What the exercise asks
Repeat the records below exactly, leaving out every picture.

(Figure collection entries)
....

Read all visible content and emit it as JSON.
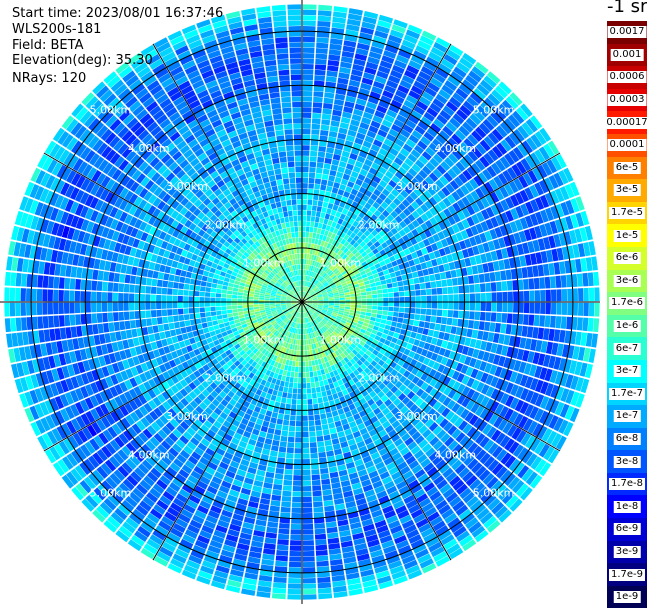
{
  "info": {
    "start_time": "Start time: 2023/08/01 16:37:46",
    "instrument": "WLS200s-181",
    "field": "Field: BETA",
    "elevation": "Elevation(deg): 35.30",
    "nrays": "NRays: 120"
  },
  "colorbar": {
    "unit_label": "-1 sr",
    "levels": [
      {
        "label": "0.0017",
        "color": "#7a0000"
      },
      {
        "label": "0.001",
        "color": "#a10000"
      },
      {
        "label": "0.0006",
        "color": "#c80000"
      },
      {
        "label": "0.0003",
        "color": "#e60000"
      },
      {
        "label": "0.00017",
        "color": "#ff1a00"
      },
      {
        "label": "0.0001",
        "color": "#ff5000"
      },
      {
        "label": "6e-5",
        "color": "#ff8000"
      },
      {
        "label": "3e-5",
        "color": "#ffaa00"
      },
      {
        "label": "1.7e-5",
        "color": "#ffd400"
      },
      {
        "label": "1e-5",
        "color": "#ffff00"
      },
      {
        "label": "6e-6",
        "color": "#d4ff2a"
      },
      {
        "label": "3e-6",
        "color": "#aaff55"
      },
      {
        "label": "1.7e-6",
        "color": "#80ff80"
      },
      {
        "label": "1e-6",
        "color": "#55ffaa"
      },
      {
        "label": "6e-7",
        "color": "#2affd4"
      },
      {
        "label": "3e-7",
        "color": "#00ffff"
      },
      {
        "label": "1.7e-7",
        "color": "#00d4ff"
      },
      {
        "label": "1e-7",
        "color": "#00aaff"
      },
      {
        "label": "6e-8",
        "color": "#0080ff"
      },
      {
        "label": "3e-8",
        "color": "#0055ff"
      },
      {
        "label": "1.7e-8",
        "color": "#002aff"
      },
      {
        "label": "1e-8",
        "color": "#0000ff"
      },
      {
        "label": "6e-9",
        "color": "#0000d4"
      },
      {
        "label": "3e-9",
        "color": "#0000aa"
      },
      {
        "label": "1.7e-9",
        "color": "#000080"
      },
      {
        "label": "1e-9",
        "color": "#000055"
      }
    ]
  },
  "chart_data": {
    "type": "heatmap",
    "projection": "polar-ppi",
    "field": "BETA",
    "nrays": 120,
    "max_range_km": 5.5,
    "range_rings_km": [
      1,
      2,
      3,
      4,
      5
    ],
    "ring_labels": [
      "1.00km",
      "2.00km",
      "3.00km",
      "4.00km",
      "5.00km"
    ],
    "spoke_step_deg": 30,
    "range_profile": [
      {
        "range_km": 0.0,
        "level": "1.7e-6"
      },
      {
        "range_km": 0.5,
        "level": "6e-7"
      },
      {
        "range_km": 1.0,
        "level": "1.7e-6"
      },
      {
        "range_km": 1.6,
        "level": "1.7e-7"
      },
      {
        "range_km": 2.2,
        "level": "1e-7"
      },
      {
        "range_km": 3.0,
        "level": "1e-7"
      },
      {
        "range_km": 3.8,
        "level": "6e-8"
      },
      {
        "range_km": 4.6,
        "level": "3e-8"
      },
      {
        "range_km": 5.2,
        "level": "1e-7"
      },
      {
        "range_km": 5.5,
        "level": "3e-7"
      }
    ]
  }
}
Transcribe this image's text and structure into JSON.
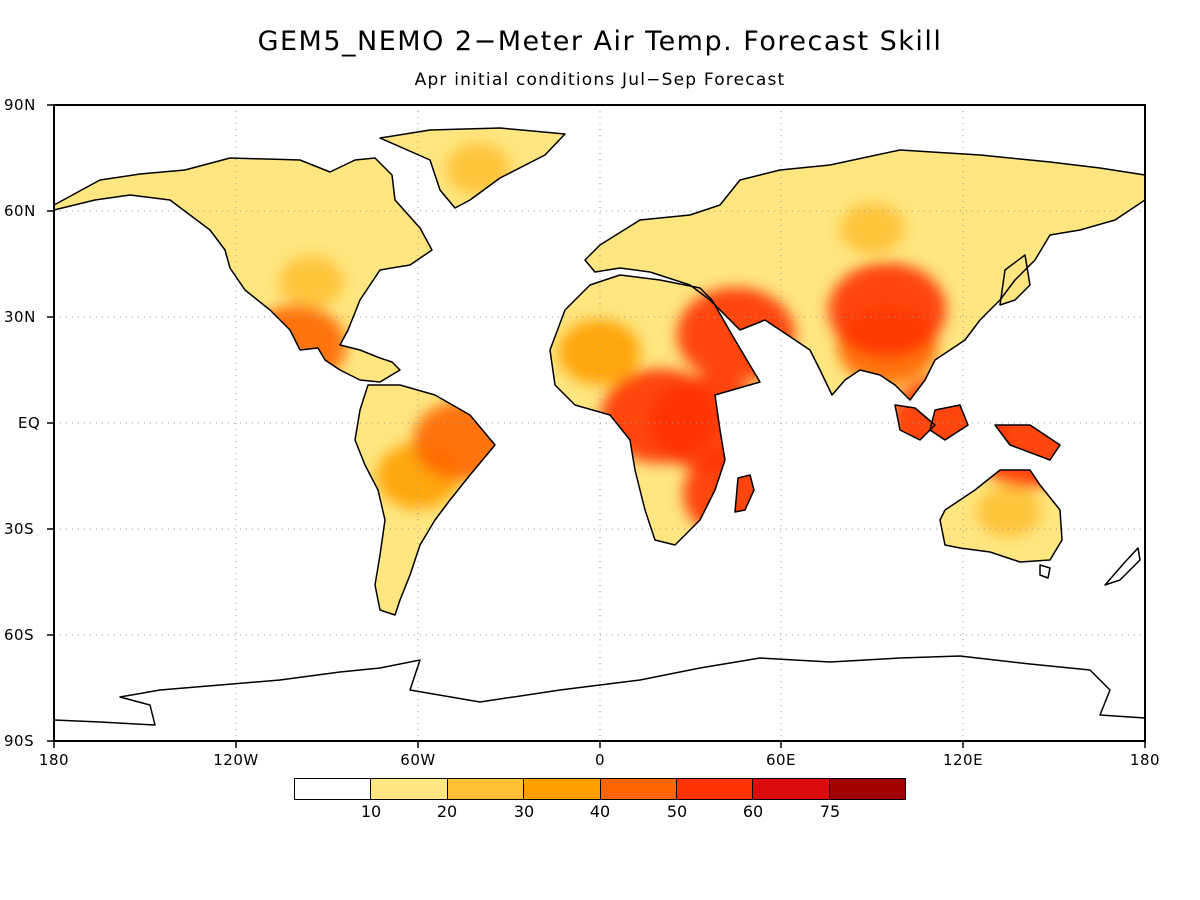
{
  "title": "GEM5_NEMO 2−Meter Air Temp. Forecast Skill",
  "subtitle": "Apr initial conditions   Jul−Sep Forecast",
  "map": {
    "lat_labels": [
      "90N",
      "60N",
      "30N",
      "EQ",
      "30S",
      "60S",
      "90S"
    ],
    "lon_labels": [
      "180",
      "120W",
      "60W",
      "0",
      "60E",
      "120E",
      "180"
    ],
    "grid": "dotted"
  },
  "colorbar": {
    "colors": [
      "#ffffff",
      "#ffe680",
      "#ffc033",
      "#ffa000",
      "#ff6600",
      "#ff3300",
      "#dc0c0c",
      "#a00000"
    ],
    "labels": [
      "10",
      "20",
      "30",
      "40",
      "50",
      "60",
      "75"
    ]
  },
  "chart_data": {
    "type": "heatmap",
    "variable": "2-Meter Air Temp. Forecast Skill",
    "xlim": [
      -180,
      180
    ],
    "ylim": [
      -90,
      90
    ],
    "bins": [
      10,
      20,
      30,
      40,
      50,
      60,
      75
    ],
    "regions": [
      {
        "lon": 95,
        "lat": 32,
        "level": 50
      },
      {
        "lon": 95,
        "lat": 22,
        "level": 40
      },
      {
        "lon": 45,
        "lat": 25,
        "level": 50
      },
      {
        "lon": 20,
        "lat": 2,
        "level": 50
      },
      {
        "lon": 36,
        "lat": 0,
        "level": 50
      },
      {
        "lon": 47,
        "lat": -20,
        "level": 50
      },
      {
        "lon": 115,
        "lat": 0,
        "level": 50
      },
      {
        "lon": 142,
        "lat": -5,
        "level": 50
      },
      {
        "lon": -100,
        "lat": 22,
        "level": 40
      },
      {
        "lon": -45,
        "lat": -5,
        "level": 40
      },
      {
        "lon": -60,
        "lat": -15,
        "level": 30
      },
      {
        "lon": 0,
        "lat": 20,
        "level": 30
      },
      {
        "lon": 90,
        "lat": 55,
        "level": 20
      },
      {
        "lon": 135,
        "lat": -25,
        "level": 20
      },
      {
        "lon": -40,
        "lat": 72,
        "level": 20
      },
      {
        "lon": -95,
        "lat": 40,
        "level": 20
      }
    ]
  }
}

....

Task response
Read all visible content and emit it as JSON.
{
  "info": {
    "start_time": "Start time: 2023/08/01 16:37:46",
    "instrument": "WLS200s-181",
    "field": "Field: BETA",
    "elevation": "Elevation(deg): 35.30",
    "nrays": "NRays: 120"
  },
  "colorbar": {
    "unit_label": "-1 sr",
    "levels": [
      {
        "label": "0.0017",
        "color": "#7a0000"
      },
      {
        "label": "0.001",
        "color": "#a10000"
      },
      {
        "label": "0.0006",
        "color": "#c80000"
      },
      {
        "label": "0.0003",
        "color": "#e60000"
      },
      {
        "label": "0.00017",
        "color": "#ff1a00"
      },
      {
        "label": "0.0001",
        "color": "#ff5000"
      },
      {
        "label": "6e-5",
        "color": "#ff8000"
      },
      {
        "label": "3e-5",
        "color": "#ffaa00"
      },
      {
        "label": "1.7e-5",
        "color": "#ffd400"
      },
      {
        "label": "1e-5",
        "color": "#ffff00"
      },
      {
        "label": "6e-6",
        "color": "#d4ff2a"
      },
      {
        "label": "3e-6",
        "color": "#aaff55"
      },
      {
        "label": "1.7e-6",
        "color": "#80ff80"
      },
      {
        "label": "1e-6",
        "color": "#55ffaa"
      },
      {
        "label": "6e-7",
        "color": "#2affd4"
      },
      {
        "label": "3e-7",
        "color": "#00ffff"
      },
      {
        "label": "1.7e-7",
        "color": "#00d4ff"
      },
      {
        "label": "1e-7",
        "color": "#00aaff"
      },
      {
        "label": "6e-8",
        "color": "#0080ff"
      },
      {
        "label": "3e-8",
        "color": "#0055ff"
      },
      {
        "label": "1.7e-8",
        "color": "#002aff"
      },
      {
        "label": "1e-8",
        "color": "#0000ff"
      },
      {
        "label": "6e-9",
        "color": "#0000d4"
      },
      {
        "label": "3e-9",
        "color": "#0000aa"
      },
      {
        "label": "1.7e-9",
        "color": "#000080"
      },
      {
        "label": "1e-9",
        "color": "#000055"
      }
    ]
  },
  "chart_data": {
    "type": "heatmap",
    "projection": "polar-ppi",
    "field": "BETA",
    "nrays": 120,
    "max_range_km": 5.5,
    "range_rings_km": [
      1,
      2,
      3,
      4,
      5
    ],
    "ring_labels": [
      "1.00km",
      "2.00km",
      "3.00km",
      "4.00km",
      "5.00km"
    ],
    "spoke_step_deg": 30,
    "range_profile": [
      {
        "range_km": 0.0,
        "level": "1.7e-6"
      },
      {
        "range_km": 0.5,
        "level": "6e-7"
      },
      {
        "range_km": 1.0,
        "level": "1.7e-6"
      },
      {
        "range_km": 1.6,
        "level": "1.7e-7"
      },
      {
        "range_km": 2.2,
        "level": "1e-7"
      },
      {
        "range_km": 3.0,
        "level": "1e-7"
      },
      {
        "range_km": 3.8,
        "level": "6e-8"
      },
      {
        "range_km": 4.6,
        "level": "3e-8"
      },
      {
        "range_km": 5.2,
        "level": "1e-7"
      },
      {
        "range_km": 5.5,
        "level": "3e-7"
      }
    ]
  }
}
Transcribe this image's text and structure into JSON.
{
  "title": "GEM5_NEMO 2−Meter Air Temp. Forecast Skill",
  "subtitle": "Apr initial conditions   Jul−Sep Forecast",
  "map": {
    "lat_labels": [
      "90N",
      "60N",
      "30N",
      "EQ",
      "30S",
      "60S",
      "90S"
    ],
    "lon_labels": [
      "180",
      "120W",
      "60W",
      "0",
      "60E",
      "120E",
      "180"
    ],
    "grid": "dotted"
  },
  "colorbar": {
    "colors": [
      "#ffffff",
      "#ffe680",
      "#ffc033",
      "#ffa000",
      "#ff6600",
      "#ff3300",
      "#dc0c0c",
      "#a00000"
    ],
    "labels": [
      "10",
      "20",
      "30",
      "40",
      "50",
      "60",
      "75"
    ]
  },
  "chart_data": {
    "type": "heatmap",
    "variable": "2-Meter Air Temp. Forecast Skill",
    "xlim": [
      -180,
      180
    ],
    "ylim": [
      -90,
      90
    ],
    "bins": [
      10,
      20,
      30,
      40,
      50,
      60,
      75
    ],
    "regions": [
      {
        "lon": 95,
        "lat": 32,
        "level": 50
      },
      {
        "lon": 95,
        "lat": 22,
        "level": 40
      },
      {
        "lon": 45,
        "lat": 25,
        "level": 50
      },
      {
        "lon": 20,
        "lat": 2,
        "level": 50
      },
      {
        "lon": 36,
        "lat": 0,
        "level": 50
      },
      {
        "lon": 47,
        "lat": -20,
        "level": 50
      },
      {
        "lon": 115,
        "lat": 0,
        "level": 50
      },
      {
        "lon": 142,
        "lat": -5,
        "level": 50
      },
      {
        "lon": -100,
        "lat": 22,
        "level": 40
      },
      {
        "lon": -45,
        "lat": -5,
        "level": 40
      },
      {
        "lon": -60,
        "lat": -15,
        "level": 30
      },
      {
        "lon": 0,
        "lat": 20,
        "level": 30
      },
      {
        "lon": 90,
        "lat": 55,
        "level": 20
      },
      {
        "lon": 135,
        "lat": -25,
        "level": 20
      },
      {
        "lon": -40,
        "lat": 72,
        "level": 20
      },
      {
        "lon": -95,
        "lat": 40,
        "level": 20
      }
    ]
  }
}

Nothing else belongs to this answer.